▶ **What to do**
Go through the entries below and count the lines holding the word "this". Reply with only the number, please.

▶ **Exercise material**
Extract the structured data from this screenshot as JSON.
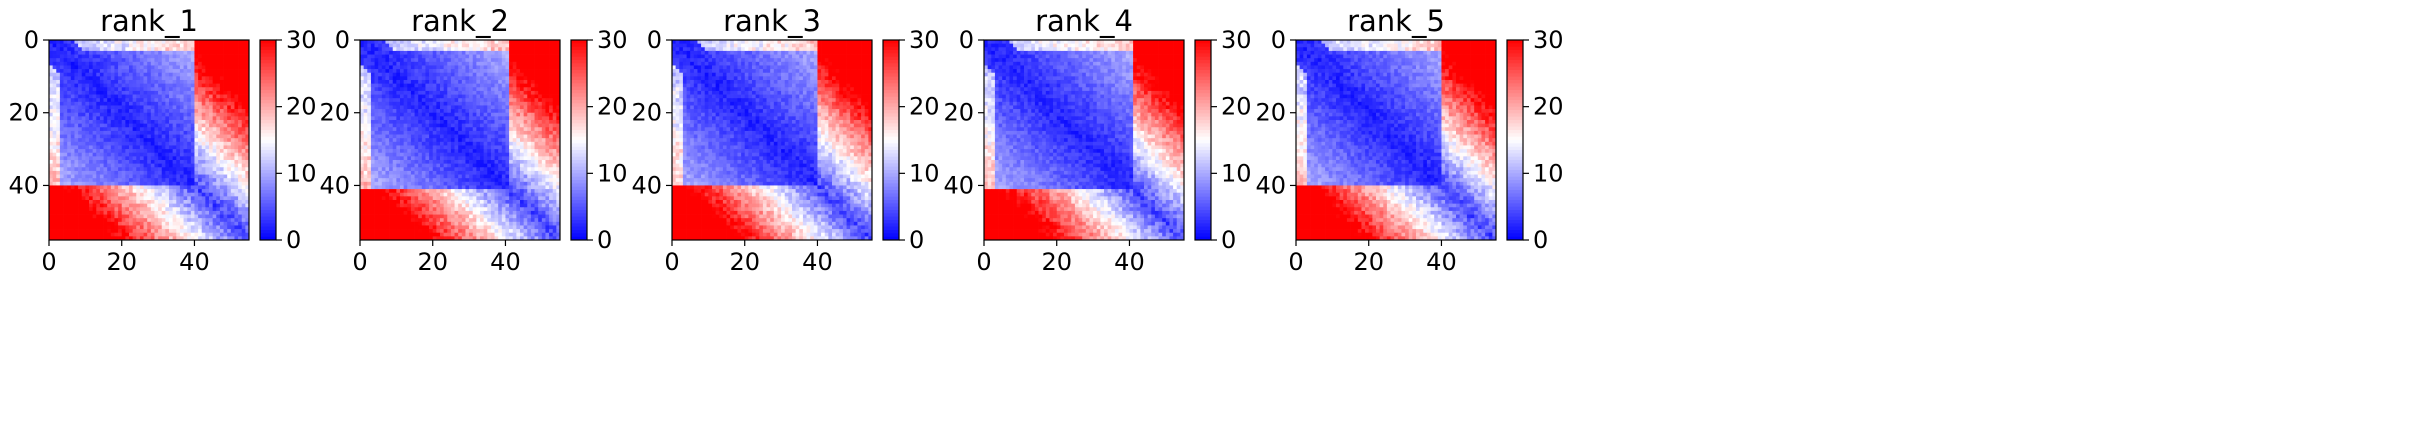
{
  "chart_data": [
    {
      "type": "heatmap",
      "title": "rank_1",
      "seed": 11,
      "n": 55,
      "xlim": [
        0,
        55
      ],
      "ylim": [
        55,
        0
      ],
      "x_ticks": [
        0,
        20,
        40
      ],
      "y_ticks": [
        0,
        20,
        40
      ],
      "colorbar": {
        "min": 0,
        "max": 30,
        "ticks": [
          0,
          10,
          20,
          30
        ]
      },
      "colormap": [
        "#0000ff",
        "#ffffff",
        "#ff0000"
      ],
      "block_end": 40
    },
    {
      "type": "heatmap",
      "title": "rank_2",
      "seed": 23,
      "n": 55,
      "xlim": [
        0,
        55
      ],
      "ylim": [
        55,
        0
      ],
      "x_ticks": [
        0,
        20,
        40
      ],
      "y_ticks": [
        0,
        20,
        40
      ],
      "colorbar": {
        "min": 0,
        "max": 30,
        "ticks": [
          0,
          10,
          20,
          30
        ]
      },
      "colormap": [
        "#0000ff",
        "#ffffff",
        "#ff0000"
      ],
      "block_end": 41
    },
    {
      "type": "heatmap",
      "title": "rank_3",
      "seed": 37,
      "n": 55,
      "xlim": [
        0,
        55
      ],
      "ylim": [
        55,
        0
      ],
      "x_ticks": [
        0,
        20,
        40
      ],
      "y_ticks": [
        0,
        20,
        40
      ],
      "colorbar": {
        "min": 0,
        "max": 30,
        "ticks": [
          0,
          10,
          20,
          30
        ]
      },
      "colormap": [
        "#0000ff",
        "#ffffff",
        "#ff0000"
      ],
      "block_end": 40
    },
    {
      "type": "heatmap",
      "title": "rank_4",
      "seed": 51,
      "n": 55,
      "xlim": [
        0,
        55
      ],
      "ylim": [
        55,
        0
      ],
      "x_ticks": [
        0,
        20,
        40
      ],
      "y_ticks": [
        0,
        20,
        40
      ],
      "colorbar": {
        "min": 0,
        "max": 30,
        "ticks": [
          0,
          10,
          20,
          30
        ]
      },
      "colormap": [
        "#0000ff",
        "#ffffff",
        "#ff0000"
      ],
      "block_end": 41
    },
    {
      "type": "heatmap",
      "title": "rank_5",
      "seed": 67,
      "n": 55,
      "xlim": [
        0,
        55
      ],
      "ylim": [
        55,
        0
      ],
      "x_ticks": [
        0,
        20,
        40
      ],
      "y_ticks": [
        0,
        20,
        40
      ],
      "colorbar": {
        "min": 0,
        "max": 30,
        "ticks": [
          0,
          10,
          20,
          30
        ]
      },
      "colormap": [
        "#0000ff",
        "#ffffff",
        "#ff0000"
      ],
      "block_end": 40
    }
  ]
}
---
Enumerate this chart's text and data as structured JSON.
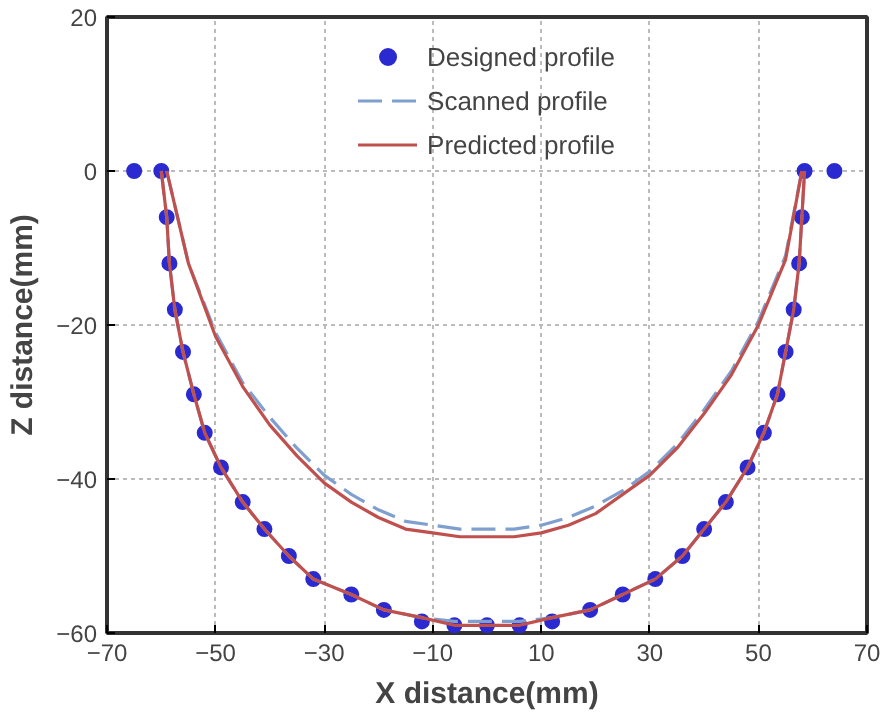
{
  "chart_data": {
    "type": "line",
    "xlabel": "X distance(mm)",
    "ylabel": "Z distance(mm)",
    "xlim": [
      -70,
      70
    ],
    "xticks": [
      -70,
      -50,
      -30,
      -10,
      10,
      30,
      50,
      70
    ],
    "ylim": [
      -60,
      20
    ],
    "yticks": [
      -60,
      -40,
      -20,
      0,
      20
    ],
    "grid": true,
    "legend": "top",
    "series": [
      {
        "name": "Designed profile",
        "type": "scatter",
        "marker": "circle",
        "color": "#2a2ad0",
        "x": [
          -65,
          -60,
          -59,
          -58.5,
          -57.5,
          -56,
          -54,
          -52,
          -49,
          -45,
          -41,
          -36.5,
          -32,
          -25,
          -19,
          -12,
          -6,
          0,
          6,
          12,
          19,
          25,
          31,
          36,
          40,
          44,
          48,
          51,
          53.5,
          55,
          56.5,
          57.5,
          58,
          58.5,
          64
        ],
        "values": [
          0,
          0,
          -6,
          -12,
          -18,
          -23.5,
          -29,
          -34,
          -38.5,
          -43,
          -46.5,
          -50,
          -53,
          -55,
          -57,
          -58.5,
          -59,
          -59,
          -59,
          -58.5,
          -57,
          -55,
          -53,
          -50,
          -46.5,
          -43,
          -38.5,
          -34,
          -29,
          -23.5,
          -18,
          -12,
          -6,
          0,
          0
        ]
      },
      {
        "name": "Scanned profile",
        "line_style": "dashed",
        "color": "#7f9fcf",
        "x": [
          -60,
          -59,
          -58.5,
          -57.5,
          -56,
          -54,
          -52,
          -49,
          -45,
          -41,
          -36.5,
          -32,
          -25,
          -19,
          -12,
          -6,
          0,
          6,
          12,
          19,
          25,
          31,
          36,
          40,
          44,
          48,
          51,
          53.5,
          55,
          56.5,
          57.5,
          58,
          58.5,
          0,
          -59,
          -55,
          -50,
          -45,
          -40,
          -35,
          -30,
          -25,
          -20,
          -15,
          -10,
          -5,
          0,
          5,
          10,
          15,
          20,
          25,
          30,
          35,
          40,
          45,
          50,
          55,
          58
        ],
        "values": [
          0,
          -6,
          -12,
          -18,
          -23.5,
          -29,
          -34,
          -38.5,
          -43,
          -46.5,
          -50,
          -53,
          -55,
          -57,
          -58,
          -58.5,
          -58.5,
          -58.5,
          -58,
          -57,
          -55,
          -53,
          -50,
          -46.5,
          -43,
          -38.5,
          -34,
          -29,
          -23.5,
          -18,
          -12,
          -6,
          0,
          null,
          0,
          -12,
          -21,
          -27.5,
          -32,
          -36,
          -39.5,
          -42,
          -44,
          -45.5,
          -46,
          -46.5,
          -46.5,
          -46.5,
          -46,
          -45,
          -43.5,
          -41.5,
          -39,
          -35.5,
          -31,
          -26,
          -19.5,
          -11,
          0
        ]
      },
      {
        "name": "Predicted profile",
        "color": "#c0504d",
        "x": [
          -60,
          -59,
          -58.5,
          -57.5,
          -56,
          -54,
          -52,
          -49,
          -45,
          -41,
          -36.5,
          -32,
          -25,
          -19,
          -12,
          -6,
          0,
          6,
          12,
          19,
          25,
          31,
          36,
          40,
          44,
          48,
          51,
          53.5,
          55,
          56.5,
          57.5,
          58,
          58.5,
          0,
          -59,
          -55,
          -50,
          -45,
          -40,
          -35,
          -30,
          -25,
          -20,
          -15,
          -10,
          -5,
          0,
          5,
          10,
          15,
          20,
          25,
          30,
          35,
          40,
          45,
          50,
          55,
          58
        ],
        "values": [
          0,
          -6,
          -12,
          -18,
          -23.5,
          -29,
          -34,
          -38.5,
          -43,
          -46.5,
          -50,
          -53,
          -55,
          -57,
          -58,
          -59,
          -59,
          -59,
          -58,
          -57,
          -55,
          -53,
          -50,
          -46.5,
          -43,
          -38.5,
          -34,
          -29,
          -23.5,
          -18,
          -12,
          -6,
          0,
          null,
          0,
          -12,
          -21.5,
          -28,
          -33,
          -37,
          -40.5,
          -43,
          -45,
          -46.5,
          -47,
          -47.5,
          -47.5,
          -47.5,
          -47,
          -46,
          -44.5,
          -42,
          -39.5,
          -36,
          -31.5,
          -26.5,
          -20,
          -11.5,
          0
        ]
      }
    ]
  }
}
* * *
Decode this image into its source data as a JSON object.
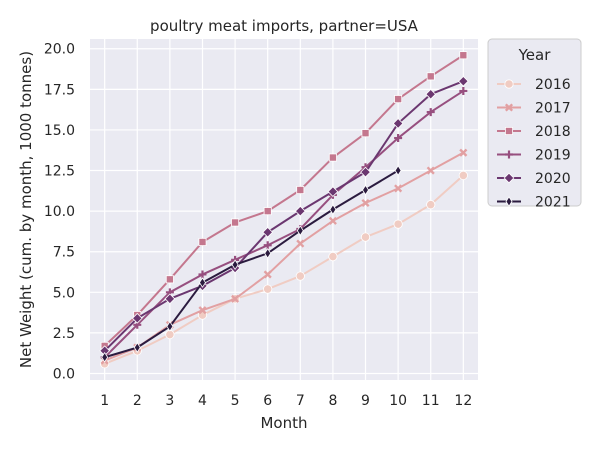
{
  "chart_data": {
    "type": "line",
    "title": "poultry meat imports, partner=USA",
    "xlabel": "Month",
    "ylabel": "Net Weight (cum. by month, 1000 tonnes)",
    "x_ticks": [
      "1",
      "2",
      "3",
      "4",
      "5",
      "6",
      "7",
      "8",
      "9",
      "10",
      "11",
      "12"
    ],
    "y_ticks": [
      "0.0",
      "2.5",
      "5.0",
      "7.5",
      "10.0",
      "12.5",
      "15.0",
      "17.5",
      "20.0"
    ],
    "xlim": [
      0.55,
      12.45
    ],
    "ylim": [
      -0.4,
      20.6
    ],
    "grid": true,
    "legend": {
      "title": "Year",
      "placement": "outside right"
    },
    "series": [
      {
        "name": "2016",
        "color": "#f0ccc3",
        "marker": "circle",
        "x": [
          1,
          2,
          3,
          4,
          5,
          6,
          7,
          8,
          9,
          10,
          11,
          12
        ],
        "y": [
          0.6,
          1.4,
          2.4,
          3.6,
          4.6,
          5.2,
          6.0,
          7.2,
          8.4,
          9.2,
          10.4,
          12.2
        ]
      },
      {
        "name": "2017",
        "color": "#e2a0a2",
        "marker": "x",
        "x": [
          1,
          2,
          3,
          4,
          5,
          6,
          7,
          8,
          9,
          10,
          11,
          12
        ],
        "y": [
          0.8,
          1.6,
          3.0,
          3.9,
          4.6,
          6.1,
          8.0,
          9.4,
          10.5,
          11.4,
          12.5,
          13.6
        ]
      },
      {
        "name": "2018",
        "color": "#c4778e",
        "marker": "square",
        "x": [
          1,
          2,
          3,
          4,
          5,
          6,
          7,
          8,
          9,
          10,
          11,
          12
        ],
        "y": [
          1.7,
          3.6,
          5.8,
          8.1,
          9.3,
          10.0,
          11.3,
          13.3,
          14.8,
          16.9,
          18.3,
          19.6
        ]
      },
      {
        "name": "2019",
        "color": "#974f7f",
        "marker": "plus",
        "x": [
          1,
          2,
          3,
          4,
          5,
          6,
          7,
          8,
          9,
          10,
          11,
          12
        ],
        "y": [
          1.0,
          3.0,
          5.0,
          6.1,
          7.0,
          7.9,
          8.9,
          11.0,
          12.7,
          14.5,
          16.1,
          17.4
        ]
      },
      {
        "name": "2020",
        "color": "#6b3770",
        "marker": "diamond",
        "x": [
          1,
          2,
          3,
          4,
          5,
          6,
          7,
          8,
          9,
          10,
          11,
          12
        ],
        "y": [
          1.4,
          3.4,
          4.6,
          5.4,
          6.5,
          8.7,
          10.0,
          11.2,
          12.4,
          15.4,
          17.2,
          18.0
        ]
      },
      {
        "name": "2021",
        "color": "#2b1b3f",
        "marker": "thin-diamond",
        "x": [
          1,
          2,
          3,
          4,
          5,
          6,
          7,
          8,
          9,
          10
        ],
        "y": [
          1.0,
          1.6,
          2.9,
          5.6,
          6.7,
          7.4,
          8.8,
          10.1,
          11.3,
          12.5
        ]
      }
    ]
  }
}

▶ **Full response**
3